PROBLEM STATEMENT -> Check every line below for the word "document" and show those that hold it.

PROVIDED RECORDS ->
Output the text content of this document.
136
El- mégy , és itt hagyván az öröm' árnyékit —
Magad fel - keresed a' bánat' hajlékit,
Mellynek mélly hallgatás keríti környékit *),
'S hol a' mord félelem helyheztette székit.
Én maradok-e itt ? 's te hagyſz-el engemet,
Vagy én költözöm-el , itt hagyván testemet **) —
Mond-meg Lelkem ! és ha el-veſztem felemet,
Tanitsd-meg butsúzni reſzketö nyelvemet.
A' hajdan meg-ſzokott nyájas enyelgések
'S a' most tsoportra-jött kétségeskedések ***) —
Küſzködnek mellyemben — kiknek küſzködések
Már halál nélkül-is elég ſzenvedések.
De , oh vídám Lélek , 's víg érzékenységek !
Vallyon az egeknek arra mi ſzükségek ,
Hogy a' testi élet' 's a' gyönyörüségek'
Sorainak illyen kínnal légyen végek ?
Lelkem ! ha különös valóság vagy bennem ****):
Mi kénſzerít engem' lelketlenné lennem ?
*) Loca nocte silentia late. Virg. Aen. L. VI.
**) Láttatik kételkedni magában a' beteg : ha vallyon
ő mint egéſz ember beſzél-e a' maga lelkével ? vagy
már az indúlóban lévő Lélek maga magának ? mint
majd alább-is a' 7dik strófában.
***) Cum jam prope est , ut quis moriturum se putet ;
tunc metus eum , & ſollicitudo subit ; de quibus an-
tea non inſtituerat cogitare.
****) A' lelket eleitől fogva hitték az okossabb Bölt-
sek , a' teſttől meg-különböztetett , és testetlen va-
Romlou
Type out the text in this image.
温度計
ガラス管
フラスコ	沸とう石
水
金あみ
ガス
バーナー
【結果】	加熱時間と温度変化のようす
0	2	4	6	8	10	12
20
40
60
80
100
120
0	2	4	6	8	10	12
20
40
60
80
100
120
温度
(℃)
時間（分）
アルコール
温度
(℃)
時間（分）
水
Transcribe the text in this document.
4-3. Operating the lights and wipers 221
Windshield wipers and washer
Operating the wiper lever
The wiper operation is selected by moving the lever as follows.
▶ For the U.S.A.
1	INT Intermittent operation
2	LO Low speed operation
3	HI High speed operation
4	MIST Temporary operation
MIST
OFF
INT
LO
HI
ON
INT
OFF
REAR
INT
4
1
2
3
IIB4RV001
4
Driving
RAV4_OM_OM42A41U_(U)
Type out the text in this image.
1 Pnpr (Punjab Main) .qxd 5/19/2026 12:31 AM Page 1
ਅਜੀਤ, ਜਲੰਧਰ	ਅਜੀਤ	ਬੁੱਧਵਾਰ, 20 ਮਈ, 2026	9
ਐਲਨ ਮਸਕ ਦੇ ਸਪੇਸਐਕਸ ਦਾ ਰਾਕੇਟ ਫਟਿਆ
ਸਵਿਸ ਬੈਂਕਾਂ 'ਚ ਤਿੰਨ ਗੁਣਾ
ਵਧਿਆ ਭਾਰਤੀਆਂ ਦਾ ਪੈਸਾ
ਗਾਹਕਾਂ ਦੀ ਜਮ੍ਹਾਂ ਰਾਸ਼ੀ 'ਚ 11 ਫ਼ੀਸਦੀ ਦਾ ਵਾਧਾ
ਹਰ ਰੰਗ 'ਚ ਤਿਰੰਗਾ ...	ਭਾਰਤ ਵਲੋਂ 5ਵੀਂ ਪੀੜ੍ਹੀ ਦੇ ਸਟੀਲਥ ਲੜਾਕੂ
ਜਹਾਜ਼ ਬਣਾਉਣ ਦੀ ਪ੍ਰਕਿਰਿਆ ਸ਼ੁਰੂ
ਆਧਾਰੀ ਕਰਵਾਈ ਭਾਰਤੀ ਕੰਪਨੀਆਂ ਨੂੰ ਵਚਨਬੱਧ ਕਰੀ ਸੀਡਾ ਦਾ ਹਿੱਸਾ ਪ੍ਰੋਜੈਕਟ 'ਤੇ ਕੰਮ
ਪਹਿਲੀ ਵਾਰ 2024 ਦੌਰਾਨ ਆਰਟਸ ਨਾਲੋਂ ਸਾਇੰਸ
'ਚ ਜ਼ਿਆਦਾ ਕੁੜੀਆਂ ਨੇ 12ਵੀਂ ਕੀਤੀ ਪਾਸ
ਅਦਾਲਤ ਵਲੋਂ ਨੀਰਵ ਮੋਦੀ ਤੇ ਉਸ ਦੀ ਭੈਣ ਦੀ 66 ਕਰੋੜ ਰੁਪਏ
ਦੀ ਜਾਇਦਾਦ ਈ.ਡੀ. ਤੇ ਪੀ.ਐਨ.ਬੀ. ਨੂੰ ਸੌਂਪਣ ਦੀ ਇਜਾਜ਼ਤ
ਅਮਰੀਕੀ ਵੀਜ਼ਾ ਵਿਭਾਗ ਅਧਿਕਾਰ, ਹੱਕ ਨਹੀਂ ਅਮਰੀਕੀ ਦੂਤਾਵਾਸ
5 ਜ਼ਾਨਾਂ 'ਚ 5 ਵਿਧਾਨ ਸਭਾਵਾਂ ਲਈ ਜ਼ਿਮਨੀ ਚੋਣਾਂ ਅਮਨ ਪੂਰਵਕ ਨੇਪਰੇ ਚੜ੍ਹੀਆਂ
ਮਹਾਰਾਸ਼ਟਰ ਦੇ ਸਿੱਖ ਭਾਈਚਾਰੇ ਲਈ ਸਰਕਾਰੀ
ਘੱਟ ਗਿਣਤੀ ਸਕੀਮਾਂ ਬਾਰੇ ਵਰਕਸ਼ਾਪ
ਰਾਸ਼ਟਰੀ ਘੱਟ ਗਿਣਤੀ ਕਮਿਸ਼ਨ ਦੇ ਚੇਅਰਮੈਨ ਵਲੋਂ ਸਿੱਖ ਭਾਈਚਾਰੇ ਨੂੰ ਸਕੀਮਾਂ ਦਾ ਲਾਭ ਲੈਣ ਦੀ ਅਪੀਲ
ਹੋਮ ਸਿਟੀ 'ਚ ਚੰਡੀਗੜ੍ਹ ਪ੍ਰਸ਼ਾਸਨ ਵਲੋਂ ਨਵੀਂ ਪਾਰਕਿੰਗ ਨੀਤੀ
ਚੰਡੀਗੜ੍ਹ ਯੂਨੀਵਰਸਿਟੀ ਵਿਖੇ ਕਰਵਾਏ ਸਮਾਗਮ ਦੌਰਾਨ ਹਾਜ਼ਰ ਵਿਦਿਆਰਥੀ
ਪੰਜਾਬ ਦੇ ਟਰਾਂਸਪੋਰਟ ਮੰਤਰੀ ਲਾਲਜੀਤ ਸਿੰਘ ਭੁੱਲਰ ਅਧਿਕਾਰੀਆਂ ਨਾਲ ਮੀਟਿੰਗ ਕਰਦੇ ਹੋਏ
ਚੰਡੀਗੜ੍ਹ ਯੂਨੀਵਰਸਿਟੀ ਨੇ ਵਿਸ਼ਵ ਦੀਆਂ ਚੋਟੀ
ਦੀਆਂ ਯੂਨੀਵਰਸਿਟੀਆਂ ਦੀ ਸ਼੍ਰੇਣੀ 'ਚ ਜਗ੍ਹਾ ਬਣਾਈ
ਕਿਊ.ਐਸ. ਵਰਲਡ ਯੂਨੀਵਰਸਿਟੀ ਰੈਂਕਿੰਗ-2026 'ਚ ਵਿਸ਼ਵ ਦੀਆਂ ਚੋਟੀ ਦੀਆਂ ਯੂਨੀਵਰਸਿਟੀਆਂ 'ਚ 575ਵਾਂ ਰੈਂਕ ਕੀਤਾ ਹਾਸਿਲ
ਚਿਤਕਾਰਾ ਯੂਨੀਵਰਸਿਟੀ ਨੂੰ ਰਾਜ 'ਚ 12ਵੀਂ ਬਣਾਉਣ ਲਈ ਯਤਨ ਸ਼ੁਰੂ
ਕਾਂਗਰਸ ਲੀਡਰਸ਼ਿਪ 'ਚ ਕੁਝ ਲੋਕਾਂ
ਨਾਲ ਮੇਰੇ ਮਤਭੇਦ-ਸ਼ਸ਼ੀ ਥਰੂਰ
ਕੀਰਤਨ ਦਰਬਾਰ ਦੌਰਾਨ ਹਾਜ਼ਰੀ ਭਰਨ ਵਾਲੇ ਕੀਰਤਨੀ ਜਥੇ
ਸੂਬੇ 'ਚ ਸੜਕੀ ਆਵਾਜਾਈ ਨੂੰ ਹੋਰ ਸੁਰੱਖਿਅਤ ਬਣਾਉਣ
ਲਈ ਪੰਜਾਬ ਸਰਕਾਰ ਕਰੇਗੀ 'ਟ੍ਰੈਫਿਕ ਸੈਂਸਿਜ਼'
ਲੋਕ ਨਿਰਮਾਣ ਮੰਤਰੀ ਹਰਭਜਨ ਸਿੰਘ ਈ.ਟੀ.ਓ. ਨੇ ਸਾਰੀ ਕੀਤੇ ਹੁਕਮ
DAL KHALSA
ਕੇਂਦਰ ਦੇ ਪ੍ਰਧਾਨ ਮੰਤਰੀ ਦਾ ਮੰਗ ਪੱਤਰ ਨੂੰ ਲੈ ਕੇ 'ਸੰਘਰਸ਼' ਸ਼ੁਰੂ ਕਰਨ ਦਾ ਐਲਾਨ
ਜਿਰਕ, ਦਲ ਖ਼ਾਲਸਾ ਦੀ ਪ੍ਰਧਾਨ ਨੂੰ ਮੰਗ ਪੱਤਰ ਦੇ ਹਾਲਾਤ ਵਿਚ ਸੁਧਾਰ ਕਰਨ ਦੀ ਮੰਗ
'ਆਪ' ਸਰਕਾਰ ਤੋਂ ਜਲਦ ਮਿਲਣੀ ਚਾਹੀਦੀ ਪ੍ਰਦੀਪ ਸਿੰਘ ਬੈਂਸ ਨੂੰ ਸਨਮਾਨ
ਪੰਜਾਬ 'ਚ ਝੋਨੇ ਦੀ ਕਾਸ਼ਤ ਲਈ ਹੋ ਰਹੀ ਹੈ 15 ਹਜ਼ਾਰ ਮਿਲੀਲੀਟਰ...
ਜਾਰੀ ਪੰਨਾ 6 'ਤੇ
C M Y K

RESULT ->
Output the text content of this document.
Transcribe the text in this document.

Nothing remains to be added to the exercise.